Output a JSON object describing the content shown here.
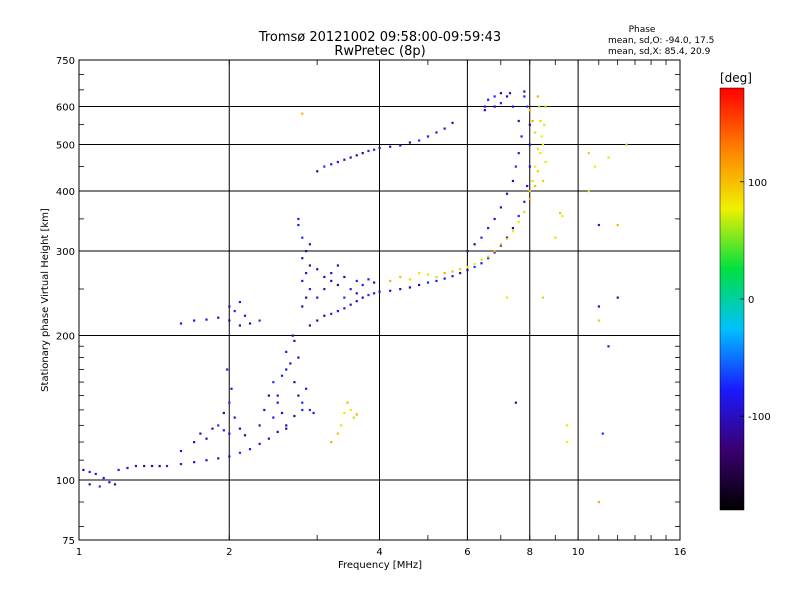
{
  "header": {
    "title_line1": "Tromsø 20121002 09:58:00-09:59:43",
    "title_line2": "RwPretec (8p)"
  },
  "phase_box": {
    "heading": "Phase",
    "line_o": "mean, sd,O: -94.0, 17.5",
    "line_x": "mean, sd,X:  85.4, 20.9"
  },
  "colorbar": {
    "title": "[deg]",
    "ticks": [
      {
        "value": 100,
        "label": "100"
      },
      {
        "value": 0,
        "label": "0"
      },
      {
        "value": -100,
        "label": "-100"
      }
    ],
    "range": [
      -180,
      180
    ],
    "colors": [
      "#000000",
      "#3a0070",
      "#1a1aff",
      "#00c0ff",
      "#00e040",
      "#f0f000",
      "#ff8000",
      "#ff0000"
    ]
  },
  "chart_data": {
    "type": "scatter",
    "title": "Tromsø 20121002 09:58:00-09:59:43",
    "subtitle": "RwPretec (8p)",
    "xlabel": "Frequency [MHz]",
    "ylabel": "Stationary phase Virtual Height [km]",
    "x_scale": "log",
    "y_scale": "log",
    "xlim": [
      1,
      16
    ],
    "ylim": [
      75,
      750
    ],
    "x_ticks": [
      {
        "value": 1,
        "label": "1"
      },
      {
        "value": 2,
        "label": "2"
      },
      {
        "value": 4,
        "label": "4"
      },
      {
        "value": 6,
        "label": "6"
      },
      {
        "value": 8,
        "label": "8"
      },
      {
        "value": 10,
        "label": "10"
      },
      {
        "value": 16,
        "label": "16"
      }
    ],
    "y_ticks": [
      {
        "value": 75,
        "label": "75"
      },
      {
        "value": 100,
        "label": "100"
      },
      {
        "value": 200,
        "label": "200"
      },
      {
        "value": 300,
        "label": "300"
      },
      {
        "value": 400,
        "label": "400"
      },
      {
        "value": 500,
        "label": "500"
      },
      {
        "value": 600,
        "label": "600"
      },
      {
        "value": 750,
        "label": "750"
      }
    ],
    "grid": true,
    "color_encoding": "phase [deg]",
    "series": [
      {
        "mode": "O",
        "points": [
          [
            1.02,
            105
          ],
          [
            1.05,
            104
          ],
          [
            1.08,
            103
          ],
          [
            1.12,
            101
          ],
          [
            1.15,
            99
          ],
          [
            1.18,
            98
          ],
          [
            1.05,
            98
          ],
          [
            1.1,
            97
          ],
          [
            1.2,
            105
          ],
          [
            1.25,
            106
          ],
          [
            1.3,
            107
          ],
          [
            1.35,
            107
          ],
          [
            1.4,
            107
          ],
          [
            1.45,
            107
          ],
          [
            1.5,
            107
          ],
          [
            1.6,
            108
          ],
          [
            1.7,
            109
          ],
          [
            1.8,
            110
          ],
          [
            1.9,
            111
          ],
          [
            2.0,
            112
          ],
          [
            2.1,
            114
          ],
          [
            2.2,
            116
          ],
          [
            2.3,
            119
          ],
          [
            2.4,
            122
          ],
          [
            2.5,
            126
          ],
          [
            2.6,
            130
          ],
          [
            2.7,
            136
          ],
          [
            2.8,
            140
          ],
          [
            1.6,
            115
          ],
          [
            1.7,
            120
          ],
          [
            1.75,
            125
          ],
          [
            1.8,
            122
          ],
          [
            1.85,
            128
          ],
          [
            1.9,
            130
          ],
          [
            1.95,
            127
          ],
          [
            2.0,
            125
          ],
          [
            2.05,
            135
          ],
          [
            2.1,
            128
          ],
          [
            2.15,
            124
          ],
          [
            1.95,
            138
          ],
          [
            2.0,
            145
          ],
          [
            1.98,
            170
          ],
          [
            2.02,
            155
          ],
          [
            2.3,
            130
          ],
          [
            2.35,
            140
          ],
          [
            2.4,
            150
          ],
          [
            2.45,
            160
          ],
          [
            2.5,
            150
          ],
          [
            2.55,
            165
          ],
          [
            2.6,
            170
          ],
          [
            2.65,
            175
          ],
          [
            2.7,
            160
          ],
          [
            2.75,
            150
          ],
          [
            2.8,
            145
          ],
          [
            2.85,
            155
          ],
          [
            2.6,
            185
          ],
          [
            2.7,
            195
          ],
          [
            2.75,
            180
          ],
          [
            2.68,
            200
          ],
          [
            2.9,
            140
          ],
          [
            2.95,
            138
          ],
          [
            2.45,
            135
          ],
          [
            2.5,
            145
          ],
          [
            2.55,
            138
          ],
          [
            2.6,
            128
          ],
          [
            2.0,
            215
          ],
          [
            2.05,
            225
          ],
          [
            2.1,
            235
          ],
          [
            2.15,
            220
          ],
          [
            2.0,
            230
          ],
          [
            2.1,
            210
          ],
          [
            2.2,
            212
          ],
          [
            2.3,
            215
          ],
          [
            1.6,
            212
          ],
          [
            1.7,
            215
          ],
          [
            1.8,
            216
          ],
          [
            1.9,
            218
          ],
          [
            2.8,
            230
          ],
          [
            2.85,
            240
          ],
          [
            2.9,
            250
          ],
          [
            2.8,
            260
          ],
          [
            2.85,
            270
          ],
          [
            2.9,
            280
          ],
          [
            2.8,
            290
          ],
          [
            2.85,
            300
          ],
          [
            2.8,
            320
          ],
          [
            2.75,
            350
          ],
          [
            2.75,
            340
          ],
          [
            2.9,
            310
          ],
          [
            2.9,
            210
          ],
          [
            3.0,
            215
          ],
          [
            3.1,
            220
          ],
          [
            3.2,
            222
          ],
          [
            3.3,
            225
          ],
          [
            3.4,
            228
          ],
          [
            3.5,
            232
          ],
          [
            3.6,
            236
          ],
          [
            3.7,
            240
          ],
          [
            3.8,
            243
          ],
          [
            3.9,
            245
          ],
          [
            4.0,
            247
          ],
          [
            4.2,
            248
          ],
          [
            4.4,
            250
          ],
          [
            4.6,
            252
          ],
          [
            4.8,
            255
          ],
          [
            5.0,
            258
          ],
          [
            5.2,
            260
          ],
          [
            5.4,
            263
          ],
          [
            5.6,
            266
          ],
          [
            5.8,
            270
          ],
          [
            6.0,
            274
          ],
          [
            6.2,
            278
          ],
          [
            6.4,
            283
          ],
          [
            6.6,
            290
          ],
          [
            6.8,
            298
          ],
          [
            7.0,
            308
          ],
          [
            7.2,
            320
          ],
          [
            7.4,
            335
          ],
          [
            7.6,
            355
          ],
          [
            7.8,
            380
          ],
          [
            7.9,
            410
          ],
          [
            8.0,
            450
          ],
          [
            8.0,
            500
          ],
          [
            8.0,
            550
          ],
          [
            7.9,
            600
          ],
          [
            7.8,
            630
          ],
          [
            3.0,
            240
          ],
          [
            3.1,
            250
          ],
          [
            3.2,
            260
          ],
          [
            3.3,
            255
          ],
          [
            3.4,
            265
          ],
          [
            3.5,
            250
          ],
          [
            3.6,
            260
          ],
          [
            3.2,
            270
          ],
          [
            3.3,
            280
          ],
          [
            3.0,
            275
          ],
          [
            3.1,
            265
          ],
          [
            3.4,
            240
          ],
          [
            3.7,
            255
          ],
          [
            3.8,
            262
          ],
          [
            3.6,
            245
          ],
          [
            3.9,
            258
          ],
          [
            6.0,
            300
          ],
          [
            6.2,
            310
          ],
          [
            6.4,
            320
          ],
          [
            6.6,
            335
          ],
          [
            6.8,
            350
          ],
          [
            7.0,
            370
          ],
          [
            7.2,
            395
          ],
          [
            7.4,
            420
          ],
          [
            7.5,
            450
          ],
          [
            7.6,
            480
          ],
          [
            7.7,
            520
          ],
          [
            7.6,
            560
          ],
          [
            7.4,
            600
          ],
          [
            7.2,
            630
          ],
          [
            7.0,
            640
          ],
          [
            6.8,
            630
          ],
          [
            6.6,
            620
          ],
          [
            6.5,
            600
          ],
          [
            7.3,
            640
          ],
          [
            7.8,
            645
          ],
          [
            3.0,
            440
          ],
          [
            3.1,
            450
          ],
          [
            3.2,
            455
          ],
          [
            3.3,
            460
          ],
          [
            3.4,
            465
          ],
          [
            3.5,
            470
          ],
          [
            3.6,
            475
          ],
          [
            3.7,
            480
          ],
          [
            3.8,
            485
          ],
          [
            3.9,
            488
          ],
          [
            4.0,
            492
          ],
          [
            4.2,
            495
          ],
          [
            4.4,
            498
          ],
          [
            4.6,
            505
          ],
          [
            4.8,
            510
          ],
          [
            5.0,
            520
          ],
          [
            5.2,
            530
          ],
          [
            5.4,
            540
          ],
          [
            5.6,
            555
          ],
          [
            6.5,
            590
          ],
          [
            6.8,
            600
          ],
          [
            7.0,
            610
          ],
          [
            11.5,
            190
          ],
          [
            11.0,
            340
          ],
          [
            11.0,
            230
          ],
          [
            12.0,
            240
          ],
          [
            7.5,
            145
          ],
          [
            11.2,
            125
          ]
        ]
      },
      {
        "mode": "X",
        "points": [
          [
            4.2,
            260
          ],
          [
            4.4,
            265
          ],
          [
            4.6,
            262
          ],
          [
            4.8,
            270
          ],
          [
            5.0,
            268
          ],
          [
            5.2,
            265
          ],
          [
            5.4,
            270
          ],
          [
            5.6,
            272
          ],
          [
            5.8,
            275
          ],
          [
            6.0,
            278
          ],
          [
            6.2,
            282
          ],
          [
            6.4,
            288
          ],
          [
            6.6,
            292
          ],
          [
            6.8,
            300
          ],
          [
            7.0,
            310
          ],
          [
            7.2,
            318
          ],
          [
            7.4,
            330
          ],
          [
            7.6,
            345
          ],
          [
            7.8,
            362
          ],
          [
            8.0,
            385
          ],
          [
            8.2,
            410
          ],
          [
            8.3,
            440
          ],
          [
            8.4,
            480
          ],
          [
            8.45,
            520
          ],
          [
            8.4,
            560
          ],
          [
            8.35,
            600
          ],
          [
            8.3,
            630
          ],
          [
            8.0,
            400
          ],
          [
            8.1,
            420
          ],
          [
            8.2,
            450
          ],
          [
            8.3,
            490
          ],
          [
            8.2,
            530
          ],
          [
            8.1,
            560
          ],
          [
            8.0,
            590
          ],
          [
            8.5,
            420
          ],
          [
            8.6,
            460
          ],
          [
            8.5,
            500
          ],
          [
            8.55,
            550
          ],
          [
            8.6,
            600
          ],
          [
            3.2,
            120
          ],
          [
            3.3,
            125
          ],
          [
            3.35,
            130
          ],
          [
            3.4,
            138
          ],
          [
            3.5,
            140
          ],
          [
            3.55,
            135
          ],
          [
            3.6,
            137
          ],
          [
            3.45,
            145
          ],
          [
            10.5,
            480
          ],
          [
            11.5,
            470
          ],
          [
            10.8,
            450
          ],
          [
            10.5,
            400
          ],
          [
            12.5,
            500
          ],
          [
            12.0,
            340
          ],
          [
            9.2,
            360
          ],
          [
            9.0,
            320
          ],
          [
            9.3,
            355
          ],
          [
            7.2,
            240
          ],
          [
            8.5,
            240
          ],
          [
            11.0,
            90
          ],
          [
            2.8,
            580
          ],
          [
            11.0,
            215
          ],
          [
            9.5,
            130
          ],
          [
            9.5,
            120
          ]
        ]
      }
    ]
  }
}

══════════

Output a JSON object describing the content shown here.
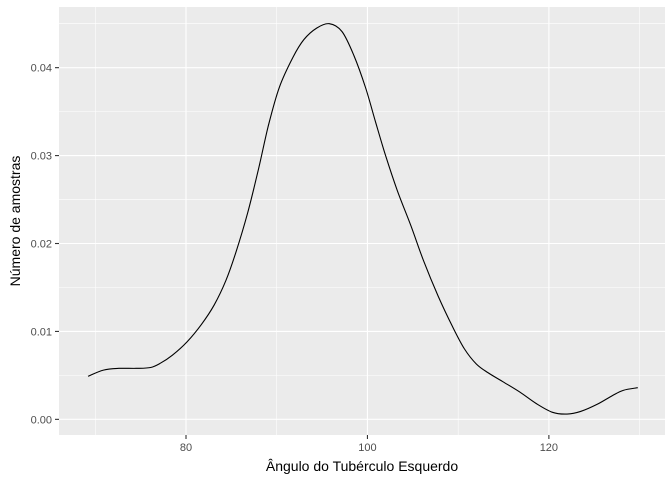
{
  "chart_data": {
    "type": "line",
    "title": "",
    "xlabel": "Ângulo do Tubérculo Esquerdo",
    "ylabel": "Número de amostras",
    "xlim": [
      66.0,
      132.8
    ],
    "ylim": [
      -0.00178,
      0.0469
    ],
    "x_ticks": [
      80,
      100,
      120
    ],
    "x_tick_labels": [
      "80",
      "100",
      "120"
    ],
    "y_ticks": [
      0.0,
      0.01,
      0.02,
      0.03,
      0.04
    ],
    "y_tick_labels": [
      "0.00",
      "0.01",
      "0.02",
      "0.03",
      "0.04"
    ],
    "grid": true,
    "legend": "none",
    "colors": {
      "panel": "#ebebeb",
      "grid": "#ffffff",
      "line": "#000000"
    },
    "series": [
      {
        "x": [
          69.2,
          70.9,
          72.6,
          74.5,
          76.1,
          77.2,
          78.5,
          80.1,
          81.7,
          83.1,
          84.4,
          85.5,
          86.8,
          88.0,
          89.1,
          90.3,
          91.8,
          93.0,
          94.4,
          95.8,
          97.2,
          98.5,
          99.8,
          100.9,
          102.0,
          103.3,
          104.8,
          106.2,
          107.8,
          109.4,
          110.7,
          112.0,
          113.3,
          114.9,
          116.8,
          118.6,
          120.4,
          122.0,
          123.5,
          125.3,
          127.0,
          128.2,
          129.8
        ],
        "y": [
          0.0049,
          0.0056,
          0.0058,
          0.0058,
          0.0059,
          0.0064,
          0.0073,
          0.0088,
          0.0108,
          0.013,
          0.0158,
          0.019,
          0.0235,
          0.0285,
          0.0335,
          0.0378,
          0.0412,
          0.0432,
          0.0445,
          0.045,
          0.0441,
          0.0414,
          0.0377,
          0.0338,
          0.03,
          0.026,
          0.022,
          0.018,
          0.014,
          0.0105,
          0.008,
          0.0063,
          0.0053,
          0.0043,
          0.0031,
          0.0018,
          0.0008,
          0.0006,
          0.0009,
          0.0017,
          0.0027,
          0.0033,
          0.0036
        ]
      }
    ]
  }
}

══════════

- _DIRECTION_: Report all lines of the data that include the word "ylabel".

- _SOLUTION_:
    "ylabel": "Stationary phase Virtual Height [km]",
    "ylabel": "Número de amostras",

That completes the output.